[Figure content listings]
------------------------------

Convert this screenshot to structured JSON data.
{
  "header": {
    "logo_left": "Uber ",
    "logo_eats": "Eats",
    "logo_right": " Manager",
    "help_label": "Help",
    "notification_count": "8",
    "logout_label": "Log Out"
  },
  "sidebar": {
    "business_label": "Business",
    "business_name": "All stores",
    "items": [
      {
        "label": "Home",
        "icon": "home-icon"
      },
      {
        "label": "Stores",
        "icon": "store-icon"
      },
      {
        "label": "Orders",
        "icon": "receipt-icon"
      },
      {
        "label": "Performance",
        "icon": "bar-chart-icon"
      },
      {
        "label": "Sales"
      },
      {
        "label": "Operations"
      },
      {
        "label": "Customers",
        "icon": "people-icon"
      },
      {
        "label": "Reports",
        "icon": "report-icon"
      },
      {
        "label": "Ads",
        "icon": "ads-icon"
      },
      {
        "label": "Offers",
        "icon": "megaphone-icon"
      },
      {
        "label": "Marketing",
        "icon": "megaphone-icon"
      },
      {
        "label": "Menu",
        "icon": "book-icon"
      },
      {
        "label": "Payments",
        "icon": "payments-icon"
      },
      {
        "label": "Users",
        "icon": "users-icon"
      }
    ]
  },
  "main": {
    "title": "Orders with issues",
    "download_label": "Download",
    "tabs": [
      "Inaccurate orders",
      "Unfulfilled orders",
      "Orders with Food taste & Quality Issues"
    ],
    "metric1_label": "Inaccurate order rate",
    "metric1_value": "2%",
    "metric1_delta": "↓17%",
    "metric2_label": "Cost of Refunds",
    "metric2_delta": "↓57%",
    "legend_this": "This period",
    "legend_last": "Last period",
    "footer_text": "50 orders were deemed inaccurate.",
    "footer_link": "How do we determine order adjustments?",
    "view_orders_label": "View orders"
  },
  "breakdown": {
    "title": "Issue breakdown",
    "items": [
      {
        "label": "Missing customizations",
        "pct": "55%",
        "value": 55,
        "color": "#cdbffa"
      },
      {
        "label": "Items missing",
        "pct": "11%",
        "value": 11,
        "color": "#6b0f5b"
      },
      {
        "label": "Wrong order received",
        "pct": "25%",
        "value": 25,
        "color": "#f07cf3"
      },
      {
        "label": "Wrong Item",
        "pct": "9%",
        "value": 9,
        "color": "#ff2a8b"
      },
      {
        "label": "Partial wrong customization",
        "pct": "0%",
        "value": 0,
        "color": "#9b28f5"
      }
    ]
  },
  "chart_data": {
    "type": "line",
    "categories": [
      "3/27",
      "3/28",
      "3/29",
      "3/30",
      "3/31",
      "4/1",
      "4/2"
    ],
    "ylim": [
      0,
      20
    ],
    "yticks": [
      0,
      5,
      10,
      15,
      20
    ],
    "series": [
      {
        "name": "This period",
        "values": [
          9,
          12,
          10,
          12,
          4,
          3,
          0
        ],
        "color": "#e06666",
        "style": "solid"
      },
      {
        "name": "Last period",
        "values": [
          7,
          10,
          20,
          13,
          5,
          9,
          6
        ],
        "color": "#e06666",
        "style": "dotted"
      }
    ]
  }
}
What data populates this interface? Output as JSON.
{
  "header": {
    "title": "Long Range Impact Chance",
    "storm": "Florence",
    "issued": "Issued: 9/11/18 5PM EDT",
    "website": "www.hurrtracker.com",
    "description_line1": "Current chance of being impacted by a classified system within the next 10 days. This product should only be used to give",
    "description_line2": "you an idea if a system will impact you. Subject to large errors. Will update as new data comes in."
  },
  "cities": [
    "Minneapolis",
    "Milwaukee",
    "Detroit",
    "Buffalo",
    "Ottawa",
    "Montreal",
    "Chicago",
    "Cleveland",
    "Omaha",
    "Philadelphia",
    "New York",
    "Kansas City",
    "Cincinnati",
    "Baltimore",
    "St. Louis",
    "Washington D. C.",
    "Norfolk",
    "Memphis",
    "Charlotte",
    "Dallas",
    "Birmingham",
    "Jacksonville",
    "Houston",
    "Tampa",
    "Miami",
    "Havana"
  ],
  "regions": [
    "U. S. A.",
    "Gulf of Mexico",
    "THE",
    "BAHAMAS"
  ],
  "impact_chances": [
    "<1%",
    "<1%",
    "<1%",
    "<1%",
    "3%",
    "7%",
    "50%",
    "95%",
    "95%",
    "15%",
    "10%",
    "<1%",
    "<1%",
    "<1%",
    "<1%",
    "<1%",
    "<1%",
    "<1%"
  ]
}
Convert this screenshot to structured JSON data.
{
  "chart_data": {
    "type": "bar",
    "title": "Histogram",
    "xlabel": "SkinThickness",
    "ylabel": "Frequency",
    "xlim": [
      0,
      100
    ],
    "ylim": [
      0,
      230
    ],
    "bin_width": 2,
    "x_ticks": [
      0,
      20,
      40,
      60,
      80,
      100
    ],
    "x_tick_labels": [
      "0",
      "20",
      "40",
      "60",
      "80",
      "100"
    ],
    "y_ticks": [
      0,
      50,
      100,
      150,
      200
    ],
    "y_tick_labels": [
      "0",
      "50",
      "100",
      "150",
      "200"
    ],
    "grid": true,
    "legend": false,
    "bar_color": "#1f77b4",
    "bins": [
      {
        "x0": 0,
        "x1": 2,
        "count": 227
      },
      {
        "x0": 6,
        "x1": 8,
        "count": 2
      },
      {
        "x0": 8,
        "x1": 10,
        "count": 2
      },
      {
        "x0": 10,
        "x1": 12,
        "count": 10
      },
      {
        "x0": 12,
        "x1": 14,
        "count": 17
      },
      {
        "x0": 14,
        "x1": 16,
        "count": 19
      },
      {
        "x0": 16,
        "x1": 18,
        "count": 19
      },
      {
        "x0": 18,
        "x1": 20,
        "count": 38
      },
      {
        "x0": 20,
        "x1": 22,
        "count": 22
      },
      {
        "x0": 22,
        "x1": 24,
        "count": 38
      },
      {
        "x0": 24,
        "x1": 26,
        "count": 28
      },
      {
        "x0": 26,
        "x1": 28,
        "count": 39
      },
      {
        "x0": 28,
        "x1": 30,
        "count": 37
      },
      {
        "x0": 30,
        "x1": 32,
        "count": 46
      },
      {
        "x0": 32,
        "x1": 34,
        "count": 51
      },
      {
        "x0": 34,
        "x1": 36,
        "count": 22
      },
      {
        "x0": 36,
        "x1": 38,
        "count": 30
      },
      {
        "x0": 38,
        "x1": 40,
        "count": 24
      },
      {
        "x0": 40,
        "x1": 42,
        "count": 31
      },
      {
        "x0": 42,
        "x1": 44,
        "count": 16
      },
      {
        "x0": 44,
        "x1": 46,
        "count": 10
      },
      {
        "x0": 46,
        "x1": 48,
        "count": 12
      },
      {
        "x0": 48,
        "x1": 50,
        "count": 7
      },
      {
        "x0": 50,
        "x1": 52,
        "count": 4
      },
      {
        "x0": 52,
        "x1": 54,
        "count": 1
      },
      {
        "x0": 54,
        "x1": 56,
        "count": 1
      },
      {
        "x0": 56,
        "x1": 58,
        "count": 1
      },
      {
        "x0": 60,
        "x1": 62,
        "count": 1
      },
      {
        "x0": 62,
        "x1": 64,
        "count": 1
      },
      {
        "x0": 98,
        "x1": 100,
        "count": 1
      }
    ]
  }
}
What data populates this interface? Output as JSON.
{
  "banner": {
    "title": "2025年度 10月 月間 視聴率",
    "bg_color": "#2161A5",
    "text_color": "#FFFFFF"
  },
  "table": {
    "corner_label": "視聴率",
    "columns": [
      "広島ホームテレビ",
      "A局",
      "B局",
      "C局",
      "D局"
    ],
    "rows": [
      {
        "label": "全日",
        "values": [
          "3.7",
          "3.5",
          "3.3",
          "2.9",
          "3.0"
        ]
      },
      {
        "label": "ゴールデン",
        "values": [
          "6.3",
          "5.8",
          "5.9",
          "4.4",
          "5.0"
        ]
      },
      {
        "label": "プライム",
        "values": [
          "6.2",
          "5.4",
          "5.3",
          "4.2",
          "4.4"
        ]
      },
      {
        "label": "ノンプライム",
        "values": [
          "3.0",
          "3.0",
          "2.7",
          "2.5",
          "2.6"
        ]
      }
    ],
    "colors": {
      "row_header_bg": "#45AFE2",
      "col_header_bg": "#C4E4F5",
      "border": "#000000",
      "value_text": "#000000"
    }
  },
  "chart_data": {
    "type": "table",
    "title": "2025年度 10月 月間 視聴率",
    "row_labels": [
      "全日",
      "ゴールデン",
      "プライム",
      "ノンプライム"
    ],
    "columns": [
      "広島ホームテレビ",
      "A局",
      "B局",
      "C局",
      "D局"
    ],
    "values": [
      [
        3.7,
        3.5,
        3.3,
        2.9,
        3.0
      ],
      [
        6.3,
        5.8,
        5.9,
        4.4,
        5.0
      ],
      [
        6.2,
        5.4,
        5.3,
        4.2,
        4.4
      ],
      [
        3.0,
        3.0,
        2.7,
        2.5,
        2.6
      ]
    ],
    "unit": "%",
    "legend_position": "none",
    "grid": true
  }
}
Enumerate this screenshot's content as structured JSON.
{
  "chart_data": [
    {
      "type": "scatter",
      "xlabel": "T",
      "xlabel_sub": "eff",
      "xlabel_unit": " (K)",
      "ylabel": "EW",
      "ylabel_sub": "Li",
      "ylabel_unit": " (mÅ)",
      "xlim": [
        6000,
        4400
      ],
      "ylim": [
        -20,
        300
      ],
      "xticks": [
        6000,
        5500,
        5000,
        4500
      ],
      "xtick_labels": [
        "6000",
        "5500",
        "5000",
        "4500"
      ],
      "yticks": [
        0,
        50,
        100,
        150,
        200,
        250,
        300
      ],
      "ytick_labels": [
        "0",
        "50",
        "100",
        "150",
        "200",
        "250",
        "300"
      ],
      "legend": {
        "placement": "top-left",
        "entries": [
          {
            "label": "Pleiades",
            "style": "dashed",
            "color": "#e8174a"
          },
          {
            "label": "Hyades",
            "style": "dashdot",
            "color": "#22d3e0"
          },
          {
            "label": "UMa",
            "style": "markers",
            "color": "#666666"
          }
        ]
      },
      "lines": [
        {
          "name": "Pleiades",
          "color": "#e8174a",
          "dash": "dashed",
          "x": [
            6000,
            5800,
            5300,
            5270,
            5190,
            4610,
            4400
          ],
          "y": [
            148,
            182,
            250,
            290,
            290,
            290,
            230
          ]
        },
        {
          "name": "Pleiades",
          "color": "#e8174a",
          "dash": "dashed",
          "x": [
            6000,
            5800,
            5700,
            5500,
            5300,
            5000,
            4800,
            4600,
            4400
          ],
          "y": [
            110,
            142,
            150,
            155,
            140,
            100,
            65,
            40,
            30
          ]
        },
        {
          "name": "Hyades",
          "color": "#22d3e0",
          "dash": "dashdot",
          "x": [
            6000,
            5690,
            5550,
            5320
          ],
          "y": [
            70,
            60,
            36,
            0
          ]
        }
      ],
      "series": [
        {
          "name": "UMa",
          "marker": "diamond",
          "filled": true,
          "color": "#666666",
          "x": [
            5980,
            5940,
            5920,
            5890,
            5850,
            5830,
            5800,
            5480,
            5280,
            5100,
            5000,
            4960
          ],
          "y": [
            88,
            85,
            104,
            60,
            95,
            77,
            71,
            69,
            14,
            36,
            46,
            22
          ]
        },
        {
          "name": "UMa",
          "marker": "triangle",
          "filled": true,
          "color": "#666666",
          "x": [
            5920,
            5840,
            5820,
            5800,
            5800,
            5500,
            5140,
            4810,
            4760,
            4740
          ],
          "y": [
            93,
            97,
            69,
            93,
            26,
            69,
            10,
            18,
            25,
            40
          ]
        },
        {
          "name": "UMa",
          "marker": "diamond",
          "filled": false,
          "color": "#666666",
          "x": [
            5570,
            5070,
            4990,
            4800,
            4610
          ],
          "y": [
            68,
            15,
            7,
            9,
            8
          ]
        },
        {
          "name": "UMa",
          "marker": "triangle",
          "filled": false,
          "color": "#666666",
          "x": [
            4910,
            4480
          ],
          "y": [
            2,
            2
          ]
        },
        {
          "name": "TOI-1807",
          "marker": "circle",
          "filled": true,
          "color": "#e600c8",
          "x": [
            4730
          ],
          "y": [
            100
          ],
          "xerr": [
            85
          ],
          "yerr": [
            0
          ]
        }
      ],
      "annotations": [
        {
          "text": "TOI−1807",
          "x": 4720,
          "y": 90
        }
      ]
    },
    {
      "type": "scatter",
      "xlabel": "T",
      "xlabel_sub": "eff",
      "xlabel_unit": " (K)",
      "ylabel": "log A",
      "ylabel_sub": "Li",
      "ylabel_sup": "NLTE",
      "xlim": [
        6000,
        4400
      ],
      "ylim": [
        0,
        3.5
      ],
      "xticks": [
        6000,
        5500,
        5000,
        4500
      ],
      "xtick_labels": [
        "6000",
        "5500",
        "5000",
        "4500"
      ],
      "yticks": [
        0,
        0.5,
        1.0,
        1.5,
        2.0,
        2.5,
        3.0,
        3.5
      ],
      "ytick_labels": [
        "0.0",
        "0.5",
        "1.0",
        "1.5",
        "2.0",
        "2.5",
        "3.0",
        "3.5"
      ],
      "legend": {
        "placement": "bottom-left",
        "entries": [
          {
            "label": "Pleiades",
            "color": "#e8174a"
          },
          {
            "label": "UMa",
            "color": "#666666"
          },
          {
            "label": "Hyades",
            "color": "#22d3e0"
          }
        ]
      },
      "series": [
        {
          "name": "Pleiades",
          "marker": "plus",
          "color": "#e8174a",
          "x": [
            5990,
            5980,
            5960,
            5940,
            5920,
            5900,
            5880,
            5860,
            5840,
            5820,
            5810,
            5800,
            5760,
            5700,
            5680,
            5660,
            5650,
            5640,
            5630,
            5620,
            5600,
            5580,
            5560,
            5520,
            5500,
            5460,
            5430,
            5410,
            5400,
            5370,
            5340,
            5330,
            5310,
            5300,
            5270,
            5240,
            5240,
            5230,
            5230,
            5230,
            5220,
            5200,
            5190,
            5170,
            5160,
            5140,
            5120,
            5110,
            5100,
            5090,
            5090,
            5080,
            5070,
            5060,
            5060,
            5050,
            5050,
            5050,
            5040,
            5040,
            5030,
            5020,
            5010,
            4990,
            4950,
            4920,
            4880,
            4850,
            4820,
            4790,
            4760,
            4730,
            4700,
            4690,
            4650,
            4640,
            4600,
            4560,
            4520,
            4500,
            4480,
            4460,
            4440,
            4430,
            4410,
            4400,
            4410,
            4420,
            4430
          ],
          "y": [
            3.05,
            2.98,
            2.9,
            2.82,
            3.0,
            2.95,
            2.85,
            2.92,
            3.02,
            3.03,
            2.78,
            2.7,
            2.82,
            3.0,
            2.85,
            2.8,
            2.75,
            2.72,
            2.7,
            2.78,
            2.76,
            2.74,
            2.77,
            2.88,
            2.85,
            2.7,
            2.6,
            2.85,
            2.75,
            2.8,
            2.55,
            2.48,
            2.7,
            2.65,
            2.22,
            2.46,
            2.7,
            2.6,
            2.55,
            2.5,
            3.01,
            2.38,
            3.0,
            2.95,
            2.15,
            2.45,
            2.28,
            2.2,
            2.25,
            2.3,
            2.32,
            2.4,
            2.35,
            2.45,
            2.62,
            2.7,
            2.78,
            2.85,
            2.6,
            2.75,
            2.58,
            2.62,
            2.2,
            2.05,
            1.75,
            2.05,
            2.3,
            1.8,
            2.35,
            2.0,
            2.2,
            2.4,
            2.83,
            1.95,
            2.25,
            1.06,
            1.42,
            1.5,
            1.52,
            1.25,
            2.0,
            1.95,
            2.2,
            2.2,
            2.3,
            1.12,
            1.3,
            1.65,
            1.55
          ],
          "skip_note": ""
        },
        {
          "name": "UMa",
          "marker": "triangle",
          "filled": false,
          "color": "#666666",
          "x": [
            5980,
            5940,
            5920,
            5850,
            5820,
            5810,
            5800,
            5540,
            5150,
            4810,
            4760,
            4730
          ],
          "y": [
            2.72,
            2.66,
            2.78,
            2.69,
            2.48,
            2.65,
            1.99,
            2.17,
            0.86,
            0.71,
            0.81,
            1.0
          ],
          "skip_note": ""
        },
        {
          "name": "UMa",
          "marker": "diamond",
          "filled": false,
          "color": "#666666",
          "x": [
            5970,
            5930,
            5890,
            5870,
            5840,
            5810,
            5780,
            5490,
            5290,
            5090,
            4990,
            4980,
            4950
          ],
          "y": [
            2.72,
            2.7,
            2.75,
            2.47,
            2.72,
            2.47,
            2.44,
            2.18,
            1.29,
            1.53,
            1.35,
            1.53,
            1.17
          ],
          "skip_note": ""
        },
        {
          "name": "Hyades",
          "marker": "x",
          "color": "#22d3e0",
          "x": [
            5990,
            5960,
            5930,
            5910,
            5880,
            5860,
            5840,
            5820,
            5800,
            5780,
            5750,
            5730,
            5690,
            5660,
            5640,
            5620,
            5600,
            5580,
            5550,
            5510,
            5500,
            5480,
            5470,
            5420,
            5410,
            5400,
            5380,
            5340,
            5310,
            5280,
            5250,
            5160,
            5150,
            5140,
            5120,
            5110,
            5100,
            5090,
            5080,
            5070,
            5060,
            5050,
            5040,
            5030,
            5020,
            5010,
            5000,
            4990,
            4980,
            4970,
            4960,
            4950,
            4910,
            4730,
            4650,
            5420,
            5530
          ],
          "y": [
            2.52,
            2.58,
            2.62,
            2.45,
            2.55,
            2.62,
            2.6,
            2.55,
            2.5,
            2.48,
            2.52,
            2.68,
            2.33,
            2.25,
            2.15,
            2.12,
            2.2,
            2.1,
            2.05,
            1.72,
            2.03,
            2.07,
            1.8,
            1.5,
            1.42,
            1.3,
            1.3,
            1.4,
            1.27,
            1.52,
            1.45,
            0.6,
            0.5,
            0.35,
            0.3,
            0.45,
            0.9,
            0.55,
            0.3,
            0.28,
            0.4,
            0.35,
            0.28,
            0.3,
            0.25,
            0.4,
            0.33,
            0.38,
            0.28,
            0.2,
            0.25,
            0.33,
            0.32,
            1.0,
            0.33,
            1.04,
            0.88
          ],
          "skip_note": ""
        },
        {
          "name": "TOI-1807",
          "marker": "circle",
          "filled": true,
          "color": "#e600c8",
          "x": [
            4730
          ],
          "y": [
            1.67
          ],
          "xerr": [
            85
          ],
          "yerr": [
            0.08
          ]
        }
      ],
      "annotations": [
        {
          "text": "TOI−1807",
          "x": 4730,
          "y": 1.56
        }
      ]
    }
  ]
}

------------------------------

-- DIRECTIONS FOR THIS TASK --
Copy out each line in the listing that has the word "Last".

-- EXERCISE OUTPUT --
    "legend_last": "Last period",
        "name": "Last period",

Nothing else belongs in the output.